Objective: Look through the records below and collect all lines that hold the string "JSON".

----

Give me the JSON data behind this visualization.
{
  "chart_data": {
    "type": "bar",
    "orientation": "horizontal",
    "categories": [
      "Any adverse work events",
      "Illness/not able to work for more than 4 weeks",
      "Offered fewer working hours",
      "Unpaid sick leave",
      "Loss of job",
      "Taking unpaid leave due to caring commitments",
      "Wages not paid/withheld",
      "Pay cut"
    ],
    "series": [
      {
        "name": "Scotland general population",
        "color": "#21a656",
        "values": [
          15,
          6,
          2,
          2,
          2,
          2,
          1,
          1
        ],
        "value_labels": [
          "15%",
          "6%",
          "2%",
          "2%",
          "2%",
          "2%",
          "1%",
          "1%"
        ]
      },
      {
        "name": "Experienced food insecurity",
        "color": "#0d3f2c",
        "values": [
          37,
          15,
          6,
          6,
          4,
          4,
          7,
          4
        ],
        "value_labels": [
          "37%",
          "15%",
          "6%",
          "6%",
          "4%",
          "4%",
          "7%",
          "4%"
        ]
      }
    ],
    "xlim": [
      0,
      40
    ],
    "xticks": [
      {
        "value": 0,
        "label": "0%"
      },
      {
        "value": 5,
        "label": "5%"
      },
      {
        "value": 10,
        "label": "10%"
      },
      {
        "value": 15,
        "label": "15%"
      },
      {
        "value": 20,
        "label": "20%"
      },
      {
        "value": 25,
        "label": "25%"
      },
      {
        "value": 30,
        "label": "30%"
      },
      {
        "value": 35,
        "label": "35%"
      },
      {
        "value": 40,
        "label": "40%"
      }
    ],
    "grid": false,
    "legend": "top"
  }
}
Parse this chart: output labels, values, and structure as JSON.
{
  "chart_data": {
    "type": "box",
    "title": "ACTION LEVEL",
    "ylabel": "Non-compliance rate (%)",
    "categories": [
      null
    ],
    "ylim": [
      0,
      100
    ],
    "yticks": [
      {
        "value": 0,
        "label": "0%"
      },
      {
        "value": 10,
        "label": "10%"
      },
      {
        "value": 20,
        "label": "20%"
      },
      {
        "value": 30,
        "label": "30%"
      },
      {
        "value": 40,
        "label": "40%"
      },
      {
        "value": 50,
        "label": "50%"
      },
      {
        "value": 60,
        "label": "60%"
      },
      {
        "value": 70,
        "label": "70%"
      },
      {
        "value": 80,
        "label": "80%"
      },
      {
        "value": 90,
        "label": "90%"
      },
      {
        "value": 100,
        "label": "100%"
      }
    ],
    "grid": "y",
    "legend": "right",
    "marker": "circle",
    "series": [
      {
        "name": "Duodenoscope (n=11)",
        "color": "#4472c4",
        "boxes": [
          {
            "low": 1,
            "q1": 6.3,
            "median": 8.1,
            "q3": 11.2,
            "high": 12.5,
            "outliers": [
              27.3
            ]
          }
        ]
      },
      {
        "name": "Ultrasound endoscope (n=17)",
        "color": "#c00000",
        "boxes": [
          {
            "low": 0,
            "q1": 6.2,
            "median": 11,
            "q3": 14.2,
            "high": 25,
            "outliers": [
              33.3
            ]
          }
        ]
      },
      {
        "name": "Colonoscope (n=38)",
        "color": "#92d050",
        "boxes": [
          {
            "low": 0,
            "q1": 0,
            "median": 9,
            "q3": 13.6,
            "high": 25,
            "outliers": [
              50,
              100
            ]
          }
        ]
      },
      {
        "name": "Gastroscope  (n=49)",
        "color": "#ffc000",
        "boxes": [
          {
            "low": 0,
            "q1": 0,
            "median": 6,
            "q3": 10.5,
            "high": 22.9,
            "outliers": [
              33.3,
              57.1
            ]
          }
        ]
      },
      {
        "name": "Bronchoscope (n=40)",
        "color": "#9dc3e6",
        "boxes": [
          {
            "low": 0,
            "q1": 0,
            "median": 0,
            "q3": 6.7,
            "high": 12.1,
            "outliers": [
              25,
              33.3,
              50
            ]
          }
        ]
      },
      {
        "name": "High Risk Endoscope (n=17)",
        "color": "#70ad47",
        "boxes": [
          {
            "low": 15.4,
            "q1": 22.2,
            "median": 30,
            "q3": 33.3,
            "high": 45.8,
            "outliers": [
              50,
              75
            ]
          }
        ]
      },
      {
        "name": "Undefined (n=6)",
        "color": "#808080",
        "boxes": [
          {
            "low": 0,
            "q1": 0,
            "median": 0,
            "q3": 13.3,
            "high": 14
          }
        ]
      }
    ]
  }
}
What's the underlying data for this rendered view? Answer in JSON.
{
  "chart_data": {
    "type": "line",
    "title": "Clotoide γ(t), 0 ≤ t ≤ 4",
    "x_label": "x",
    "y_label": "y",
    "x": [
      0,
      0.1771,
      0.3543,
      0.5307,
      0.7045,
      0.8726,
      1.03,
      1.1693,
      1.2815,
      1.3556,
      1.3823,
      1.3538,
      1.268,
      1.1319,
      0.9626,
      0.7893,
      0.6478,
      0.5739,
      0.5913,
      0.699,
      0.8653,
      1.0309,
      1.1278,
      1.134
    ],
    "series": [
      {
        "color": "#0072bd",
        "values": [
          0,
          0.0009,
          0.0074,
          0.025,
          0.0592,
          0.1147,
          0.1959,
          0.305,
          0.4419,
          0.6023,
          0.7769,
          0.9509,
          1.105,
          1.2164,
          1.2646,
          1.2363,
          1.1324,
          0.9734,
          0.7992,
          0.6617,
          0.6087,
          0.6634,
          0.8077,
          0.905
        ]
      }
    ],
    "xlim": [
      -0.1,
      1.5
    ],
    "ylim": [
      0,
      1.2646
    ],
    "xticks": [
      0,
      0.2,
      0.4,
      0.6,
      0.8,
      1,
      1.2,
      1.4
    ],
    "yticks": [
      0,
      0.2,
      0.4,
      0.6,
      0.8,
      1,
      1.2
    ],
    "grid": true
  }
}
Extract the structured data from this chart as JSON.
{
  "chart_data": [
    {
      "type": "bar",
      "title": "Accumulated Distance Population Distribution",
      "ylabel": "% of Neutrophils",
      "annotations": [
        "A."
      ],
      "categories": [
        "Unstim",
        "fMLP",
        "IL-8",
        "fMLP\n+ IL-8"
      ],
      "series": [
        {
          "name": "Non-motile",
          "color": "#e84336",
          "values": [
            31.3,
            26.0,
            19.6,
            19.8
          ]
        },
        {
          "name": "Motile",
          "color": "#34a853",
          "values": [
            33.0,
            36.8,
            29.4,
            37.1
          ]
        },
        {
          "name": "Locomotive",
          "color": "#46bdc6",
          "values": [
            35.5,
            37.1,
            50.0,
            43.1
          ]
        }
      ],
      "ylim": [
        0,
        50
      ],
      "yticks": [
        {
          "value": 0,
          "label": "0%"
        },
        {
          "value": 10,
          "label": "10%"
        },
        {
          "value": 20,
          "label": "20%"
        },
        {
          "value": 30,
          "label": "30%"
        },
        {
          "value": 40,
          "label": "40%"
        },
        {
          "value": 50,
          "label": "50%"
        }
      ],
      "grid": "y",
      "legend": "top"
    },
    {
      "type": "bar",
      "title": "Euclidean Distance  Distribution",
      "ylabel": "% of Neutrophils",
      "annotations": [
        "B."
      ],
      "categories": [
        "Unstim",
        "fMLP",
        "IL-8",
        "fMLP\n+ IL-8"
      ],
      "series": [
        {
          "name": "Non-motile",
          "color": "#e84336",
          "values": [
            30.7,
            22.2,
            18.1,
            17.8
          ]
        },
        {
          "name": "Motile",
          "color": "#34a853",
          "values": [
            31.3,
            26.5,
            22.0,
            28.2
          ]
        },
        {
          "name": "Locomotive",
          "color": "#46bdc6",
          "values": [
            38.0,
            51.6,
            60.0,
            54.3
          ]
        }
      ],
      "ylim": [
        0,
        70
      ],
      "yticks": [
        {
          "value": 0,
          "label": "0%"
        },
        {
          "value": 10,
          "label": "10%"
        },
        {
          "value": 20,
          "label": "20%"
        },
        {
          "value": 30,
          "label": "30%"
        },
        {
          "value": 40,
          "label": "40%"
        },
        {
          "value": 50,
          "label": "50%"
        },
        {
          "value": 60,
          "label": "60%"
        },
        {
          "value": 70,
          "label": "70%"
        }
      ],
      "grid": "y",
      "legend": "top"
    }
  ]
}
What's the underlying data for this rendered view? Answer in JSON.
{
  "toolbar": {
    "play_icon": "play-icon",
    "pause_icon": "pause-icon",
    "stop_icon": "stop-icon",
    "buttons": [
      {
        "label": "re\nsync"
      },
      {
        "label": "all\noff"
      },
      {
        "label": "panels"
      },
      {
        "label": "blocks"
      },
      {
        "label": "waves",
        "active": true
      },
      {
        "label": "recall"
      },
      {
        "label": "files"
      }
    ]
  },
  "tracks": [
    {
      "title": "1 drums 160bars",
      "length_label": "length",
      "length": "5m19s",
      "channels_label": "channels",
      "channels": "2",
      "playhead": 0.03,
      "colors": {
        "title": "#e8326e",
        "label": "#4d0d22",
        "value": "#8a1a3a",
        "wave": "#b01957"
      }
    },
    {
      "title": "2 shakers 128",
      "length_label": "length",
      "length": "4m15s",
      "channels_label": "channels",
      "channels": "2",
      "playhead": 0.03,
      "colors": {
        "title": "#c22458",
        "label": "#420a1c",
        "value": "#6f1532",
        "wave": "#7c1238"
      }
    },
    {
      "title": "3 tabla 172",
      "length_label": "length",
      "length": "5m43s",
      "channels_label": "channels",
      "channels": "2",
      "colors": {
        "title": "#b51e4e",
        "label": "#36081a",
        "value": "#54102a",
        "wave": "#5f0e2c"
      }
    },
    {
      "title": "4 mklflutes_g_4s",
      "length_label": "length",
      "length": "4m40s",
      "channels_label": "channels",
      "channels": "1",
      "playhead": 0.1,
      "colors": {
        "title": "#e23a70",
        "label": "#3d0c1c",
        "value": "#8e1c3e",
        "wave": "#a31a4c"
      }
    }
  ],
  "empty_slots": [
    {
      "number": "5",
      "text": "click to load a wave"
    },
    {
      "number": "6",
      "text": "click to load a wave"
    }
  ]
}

----

Worked solution:
Give me the JSON data behind this visualization.
Parse this chart: output labels, values, and structure as JSON.
What's the underlying data for this rendered view? Answer in JSON.
Extract the structured data from this chart as JSON.
What's the underlying data for this rendered view? Answer in JSON.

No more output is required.